* _OBJECTIVE_: Sort through the data and copy the lines holding the word "Deep".

----

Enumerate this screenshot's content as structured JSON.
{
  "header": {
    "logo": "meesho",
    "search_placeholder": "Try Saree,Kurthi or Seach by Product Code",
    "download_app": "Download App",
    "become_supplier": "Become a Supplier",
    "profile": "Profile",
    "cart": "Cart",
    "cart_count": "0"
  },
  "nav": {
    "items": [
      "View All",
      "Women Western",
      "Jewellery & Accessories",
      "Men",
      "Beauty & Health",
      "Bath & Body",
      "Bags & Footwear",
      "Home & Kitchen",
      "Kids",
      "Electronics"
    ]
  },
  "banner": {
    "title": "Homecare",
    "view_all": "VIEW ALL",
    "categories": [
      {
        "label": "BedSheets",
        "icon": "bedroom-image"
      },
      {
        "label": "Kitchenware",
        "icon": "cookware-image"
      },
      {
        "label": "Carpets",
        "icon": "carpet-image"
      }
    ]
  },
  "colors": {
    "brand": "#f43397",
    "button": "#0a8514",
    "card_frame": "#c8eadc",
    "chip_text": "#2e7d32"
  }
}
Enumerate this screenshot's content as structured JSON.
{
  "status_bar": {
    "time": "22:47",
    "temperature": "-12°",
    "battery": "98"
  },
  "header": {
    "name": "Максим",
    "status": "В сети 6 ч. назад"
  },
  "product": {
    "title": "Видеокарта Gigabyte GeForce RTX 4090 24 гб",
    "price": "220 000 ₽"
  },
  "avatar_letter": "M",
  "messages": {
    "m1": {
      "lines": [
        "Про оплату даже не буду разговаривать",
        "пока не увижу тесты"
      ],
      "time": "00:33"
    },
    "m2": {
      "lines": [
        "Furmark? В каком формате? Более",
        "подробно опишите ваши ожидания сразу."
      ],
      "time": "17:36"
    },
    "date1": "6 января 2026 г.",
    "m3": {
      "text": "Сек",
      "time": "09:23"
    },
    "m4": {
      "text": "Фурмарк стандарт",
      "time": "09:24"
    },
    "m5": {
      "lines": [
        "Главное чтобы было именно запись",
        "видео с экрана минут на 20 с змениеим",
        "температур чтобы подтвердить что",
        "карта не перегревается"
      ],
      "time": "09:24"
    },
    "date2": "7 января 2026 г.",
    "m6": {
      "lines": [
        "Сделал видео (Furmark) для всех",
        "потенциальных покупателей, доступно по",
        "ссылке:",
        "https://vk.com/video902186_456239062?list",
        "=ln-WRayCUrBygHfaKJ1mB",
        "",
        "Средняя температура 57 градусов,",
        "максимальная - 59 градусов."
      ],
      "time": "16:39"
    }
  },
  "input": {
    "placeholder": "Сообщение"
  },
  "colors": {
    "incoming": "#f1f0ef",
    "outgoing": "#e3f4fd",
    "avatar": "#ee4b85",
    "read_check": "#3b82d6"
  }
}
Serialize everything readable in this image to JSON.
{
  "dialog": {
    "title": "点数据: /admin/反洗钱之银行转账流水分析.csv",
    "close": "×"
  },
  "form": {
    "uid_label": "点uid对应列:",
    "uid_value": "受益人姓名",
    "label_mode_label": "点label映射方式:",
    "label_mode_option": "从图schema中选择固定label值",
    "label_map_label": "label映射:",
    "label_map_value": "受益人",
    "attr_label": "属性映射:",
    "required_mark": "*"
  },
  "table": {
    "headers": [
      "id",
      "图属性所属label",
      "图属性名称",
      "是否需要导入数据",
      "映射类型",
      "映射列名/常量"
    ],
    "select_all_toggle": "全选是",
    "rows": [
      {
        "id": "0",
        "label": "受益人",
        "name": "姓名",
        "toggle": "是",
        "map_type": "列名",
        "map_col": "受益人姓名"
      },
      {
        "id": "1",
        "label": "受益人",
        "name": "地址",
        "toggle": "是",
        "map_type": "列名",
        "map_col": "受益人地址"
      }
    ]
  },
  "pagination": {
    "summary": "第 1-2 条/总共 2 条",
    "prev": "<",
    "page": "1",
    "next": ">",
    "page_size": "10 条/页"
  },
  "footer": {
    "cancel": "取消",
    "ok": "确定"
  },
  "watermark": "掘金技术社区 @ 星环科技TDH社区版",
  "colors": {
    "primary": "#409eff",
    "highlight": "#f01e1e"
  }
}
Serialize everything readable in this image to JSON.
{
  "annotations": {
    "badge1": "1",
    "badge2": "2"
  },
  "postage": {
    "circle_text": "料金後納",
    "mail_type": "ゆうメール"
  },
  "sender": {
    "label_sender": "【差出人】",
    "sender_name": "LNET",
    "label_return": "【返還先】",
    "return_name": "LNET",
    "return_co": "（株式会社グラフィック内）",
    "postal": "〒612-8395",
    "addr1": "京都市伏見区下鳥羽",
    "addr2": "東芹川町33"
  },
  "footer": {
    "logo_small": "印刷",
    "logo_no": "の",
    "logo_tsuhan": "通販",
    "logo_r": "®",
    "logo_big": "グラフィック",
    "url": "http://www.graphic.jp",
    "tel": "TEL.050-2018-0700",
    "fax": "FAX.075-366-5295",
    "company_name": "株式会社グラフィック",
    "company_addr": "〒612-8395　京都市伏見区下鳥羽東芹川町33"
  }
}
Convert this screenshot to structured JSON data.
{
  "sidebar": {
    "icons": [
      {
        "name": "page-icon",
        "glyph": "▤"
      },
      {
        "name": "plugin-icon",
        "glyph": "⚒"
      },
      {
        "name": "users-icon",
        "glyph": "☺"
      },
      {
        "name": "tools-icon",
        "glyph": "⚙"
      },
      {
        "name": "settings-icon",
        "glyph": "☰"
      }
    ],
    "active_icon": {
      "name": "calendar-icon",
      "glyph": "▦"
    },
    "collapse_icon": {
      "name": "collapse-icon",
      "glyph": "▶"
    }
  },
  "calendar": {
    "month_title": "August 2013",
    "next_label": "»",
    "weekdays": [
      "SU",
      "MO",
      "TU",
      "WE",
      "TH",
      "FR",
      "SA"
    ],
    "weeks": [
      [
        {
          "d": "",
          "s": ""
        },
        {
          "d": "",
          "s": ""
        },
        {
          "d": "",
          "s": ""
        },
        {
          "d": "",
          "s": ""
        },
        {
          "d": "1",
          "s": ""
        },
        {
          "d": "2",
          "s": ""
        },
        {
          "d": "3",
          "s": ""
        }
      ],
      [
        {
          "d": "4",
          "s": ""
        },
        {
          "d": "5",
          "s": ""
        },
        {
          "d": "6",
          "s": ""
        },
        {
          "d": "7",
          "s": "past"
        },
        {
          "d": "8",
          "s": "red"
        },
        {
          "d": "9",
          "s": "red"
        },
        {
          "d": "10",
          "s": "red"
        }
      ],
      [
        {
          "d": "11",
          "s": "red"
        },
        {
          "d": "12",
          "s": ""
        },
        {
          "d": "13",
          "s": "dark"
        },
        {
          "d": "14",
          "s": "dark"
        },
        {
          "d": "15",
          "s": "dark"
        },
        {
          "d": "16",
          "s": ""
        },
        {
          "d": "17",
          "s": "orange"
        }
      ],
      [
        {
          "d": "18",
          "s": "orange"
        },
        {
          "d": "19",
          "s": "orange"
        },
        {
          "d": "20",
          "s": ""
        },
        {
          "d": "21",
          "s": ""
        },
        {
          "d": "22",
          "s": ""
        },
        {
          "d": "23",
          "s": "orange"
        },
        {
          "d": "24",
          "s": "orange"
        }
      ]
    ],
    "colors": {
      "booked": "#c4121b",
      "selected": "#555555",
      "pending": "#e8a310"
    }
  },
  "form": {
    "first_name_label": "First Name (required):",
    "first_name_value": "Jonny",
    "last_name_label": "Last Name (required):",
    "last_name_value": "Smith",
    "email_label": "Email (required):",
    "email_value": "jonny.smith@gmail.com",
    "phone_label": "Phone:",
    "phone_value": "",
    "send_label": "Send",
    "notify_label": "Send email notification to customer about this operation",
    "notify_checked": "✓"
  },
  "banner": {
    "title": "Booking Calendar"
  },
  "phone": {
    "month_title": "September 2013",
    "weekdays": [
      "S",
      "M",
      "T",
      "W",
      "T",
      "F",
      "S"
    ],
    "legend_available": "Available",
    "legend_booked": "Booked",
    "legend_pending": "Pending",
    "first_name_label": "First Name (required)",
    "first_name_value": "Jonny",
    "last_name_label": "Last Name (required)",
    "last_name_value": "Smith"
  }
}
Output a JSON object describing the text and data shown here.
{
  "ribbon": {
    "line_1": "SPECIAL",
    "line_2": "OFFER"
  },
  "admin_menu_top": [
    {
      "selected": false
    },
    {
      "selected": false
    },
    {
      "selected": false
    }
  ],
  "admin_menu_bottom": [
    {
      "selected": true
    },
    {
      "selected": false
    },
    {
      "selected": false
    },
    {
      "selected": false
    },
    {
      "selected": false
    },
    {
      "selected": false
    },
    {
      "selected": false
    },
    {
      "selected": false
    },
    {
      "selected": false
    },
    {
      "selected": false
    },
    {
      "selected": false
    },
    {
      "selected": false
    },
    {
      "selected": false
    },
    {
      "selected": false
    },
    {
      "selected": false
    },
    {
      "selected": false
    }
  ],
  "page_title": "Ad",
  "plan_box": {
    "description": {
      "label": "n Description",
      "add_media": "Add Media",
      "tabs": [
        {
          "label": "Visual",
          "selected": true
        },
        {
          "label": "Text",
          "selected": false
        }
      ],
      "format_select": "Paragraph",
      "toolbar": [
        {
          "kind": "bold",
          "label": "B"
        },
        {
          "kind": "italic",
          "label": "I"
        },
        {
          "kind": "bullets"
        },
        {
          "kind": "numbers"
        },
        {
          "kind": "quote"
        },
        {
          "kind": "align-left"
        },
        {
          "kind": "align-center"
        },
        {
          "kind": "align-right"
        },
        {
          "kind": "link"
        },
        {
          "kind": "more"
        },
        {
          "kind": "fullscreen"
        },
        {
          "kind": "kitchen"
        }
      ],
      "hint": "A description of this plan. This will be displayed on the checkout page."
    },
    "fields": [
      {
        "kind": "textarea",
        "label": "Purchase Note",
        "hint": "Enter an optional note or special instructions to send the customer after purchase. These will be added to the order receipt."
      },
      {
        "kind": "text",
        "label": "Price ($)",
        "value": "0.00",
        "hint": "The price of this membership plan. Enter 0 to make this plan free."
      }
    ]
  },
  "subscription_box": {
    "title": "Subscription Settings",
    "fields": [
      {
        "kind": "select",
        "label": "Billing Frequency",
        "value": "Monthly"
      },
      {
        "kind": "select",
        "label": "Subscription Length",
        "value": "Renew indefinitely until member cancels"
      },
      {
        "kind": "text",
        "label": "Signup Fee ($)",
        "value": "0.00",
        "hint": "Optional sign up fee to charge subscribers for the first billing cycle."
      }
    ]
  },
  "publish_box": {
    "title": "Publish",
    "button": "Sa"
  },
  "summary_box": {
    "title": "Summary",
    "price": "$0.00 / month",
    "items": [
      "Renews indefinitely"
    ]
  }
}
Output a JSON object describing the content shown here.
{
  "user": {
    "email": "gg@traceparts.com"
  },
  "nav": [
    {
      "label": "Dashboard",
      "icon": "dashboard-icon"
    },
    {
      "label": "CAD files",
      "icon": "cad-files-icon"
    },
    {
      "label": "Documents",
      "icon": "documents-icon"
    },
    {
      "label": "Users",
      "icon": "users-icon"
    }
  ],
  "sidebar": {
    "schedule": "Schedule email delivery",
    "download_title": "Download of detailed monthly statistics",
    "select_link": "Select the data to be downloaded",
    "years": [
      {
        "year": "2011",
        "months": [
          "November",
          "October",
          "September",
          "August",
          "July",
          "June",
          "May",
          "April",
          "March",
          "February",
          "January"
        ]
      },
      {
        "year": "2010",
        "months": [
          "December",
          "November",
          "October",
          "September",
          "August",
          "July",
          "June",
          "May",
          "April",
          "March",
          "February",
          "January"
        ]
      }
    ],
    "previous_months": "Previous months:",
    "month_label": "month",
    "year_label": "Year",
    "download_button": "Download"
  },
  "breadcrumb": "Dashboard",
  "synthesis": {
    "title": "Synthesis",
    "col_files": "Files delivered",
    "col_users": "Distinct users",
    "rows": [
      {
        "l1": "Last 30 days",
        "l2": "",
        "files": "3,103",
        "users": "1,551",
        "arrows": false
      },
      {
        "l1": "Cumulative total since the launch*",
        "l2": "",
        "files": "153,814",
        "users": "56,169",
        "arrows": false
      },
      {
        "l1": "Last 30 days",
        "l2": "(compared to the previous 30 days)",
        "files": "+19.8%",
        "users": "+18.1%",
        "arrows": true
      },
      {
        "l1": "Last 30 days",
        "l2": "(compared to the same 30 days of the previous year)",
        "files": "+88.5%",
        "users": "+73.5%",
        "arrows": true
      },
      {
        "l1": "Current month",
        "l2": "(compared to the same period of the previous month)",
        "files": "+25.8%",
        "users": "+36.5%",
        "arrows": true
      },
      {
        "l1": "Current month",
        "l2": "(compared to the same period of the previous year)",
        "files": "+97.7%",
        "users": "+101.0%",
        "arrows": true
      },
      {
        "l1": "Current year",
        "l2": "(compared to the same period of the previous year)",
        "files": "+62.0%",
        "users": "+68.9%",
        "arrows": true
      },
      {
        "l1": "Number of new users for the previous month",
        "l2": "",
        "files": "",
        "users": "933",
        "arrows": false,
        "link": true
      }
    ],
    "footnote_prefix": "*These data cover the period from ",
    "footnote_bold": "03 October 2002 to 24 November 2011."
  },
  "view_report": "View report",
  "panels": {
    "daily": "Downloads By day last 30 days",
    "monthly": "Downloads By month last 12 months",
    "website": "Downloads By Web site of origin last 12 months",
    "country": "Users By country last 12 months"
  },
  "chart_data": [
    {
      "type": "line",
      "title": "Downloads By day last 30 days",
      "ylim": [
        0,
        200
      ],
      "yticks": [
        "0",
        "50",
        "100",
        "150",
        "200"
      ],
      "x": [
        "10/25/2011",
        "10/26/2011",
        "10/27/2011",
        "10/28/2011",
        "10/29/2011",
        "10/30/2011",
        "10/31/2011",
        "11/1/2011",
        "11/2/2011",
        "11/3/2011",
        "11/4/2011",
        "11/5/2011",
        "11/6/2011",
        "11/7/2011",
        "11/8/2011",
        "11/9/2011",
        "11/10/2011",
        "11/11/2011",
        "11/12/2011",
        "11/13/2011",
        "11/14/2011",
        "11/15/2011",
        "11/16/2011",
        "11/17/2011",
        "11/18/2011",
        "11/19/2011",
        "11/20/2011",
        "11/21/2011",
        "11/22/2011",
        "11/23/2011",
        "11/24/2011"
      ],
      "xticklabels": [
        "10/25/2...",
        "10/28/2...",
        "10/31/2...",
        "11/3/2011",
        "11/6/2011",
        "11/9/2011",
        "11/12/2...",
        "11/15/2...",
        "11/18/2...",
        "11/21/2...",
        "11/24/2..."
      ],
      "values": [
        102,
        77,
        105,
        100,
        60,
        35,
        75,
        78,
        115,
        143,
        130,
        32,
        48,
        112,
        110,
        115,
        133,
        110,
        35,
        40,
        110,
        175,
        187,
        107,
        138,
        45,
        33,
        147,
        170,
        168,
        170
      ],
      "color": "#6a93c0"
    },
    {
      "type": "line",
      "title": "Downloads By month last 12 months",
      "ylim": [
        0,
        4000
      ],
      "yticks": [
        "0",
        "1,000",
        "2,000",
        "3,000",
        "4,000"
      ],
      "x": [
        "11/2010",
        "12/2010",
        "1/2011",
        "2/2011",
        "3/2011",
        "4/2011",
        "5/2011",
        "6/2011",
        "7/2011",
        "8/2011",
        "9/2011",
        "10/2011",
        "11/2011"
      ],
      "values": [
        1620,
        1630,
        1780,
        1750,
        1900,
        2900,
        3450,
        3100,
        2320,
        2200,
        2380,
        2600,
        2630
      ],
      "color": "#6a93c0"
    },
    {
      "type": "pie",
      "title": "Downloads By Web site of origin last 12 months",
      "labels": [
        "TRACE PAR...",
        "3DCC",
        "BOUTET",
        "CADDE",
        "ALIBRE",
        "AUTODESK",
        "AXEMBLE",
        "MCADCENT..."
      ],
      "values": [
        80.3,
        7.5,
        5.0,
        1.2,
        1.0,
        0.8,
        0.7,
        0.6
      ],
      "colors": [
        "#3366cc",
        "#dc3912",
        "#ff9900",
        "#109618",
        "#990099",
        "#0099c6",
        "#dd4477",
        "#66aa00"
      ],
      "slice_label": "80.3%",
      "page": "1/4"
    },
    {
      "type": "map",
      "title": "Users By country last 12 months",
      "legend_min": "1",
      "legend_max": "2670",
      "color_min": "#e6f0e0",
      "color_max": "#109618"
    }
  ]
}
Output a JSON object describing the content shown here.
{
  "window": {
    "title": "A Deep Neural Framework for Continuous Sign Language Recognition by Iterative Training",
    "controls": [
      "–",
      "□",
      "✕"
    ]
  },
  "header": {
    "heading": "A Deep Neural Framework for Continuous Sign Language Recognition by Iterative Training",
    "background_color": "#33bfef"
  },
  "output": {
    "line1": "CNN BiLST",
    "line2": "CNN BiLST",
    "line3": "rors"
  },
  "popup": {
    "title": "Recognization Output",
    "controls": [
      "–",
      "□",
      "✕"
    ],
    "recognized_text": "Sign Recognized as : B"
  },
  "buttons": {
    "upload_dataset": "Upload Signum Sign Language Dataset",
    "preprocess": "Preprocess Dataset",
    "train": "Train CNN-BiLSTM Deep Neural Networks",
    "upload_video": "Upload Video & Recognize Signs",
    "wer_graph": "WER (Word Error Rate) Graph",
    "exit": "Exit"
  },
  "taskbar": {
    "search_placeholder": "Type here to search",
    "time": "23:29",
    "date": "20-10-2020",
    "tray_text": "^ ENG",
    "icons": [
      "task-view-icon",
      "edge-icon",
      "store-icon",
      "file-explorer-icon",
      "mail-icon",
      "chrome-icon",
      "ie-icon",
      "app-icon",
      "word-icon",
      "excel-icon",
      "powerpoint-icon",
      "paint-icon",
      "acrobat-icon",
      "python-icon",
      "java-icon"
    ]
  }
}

----

* _CORRECT RESULT_:
    "title": "A Deep Neural Framework for Continuous Sign Language Recognition by Iterative Training",
    "heading": "A Deep Neural Framework for Continuous Sign Language Recognition by Iterative Training",
    "train": "Train CNN-BiLSTM Deep Neural Networks",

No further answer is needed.